◆ Work instructions: Isolate every line in the data with the string "Главы" and copy it.
::::::::
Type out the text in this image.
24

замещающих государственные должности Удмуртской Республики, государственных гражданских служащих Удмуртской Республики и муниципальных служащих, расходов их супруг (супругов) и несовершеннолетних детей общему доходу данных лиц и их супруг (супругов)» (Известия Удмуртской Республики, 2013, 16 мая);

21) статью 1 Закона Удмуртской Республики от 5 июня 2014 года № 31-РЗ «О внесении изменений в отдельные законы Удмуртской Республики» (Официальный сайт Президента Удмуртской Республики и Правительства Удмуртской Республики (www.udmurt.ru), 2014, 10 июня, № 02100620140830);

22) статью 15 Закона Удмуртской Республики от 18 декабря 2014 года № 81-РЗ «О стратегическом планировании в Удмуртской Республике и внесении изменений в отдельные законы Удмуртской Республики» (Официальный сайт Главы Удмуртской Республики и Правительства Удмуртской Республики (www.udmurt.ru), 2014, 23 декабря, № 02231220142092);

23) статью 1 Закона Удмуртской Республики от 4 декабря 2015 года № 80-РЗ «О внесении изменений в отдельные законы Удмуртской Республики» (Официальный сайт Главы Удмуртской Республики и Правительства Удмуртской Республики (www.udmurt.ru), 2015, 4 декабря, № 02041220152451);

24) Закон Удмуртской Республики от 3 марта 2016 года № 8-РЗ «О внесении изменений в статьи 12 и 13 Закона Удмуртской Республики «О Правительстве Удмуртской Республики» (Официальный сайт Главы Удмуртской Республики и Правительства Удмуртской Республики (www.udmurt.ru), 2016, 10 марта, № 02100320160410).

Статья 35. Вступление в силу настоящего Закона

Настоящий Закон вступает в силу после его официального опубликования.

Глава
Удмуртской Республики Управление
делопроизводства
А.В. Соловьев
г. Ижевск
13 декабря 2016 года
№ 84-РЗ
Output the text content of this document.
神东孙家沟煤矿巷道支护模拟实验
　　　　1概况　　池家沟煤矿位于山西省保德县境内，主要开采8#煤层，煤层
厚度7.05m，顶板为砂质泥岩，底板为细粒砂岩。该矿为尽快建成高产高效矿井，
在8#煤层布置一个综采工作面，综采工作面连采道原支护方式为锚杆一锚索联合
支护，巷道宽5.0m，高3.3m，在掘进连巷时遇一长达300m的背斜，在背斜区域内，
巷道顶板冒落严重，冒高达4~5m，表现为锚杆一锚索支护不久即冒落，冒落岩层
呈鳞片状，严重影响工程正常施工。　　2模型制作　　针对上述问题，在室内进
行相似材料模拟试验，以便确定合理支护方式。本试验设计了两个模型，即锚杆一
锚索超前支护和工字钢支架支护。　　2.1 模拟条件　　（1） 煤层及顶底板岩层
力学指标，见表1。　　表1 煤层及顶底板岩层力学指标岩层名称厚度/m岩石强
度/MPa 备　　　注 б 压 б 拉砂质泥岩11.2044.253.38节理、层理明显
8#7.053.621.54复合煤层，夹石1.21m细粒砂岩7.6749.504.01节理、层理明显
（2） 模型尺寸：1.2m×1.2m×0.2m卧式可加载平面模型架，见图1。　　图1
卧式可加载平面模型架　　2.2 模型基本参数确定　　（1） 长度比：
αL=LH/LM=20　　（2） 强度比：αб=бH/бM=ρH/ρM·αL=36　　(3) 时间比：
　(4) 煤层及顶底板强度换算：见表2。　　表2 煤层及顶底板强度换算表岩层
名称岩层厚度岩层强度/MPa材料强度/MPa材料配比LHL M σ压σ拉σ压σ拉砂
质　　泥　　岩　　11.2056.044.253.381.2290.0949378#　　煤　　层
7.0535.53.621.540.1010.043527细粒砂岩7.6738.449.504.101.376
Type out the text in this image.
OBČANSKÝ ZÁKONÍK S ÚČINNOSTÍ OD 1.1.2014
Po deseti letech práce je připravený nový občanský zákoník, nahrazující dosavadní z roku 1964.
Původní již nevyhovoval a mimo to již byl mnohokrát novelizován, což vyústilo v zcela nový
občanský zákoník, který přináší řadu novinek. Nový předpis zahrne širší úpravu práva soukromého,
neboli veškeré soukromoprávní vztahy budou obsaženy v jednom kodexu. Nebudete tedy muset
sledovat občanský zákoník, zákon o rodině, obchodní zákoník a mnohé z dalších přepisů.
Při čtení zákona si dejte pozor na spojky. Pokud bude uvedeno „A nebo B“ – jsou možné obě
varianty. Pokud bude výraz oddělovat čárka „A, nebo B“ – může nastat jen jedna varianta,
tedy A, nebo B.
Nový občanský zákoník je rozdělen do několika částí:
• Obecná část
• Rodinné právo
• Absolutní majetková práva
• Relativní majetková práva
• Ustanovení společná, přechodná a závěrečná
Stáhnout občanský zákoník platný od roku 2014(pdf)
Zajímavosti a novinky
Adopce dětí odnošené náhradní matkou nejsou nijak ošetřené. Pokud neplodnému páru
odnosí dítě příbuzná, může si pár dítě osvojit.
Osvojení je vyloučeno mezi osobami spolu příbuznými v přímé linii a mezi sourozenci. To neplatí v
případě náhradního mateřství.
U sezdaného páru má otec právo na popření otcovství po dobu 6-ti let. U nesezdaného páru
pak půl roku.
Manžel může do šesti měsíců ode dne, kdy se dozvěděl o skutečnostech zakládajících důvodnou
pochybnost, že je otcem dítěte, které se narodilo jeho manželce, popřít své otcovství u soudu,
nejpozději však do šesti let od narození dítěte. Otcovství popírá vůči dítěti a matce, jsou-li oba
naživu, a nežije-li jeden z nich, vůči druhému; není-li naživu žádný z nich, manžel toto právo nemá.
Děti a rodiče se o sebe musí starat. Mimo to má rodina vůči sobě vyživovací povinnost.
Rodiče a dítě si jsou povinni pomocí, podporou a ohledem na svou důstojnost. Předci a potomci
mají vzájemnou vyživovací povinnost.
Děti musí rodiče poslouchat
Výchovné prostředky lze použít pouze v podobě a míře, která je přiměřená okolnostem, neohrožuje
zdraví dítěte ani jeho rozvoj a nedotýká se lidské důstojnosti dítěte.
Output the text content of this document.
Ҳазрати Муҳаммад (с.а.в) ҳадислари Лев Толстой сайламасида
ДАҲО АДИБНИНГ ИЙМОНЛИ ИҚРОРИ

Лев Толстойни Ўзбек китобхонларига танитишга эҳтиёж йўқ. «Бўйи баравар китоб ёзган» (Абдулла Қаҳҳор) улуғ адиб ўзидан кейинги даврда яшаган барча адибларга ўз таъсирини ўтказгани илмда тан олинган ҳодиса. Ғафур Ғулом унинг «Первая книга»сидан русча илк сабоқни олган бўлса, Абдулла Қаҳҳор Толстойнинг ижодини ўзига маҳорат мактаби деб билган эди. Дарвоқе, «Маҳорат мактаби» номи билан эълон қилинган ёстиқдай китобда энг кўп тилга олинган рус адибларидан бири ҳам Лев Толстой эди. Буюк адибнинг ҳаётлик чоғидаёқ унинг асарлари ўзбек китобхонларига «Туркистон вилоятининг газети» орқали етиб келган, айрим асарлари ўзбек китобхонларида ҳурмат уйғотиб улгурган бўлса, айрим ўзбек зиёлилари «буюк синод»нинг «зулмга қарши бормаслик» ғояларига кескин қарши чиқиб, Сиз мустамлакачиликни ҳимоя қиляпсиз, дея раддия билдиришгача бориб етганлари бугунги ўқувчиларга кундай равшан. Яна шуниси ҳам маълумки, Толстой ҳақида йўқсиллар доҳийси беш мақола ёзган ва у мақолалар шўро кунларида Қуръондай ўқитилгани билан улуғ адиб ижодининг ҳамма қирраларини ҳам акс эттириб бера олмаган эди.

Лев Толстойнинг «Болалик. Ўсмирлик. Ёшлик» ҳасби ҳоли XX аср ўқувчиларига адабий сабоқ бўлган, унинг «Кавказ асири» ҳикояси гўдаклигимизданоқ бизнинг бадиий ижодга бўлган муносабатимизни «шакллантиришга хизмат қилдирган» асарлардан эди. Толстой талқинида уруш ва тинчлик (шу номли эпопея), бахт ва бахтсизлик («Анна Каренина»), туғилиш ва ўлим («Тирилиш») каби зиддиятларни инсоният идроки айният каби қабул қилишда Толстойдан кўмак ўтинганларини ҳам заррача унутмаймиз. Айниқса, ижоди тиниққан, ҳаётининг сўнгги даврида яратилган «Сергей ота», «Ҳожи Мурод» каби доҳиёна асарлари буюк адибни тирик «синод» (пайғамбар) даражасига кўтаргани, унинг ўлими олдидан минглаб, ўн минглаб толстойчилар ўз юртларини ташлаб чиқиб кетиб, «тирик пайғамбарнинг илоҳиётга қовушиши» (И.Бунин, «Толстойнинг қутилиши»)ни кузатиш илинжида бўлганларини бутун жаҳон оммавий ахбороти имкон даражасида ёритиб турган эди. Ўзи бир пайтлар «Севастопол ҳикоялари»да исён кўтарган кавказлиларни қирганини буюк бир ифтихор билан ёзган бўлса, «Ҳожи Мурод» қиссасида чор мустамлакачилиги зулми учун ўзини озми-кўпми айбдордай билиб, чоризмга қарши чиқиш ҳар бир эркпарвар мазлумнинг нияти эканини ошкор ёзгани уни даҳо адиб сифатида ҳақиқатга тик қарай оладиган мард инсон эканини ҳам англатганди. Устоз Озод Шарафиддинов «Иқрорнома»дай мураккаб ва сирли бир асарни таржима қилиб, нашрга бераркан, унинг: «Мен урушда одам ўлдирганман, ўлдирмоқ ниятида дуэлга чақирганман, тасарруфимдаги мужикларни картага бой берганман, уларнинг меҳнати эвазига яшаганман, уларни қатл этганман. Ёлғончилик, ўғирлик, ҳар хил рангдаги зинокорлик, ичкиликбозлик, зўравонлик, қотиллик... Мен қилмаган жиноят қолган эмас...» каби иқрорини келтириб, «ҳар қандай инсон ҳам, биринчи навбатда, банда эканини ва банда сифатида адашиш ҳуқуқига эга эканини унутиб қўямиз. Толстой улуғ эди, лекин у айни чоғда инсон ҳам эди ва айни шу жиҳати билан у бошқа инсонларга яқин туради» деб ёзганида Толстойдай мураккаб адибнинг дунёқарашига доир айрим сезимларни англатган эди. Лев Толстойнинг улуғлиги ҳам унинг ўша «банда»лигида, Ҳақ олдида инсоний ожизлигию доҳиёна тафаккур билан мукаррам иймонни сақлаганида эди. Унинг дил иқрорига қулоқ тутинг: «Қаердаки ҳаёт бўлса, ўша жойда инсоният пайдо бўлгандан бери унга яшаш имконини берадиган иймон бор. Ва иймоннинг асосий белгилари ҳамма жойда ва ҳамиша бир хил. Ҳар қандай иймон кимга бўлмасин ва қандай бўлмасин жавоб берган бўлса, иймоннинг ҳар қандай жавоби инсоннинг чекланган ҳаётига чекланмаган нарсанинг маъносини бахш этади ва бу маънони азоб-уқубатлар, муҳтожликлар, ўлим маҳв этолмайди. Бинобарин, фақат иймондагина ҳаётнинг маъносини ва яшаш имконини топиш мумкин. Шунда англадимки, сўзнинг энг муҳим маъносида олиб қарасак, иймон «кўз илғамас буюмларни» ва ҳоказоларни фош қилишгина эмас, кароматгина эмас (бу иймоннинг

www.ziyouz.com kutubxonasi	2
::::::::
◆ Written response:
22) статью 15 Закона Удмуртской Республики от 18 декабря 2014 года № 81-РЗ «О стратегическом планировании в Удмуртской Республике и внесении изменений в отдельные законы Удмуртской Республики» (Официальный сайт Главы Удмуртской Республики и Правительства Удмуртской Республики (www.udmurt.ru), 2014, 23 декабря, № 02231220142092);
23) статью 1 Закона Удмуртской Республики от 4 декабря 2015 года № 80-РЗ «О внесении изменений в отдельные законы Удмуртской Республики» (Официальный сайт Главы Удмуртской Республики и Правительства Удмуртской Республики (www.udmurt.ru), 2015, 4 декабря, № 02041220152451);
24) Закон Удмуртской Республики от 3 марта 2016 года № 8-РЗ «О внесении изменений в статьи 12 и 13 Закона Удмуртской Республики «О Правительстве Удмуртской Республики» (Официальный сайт Главы Удмуртской Республики и Правительства Удмуртской Республики (www.udmurt.ru), 2016, 10 марта, № 02100320160410).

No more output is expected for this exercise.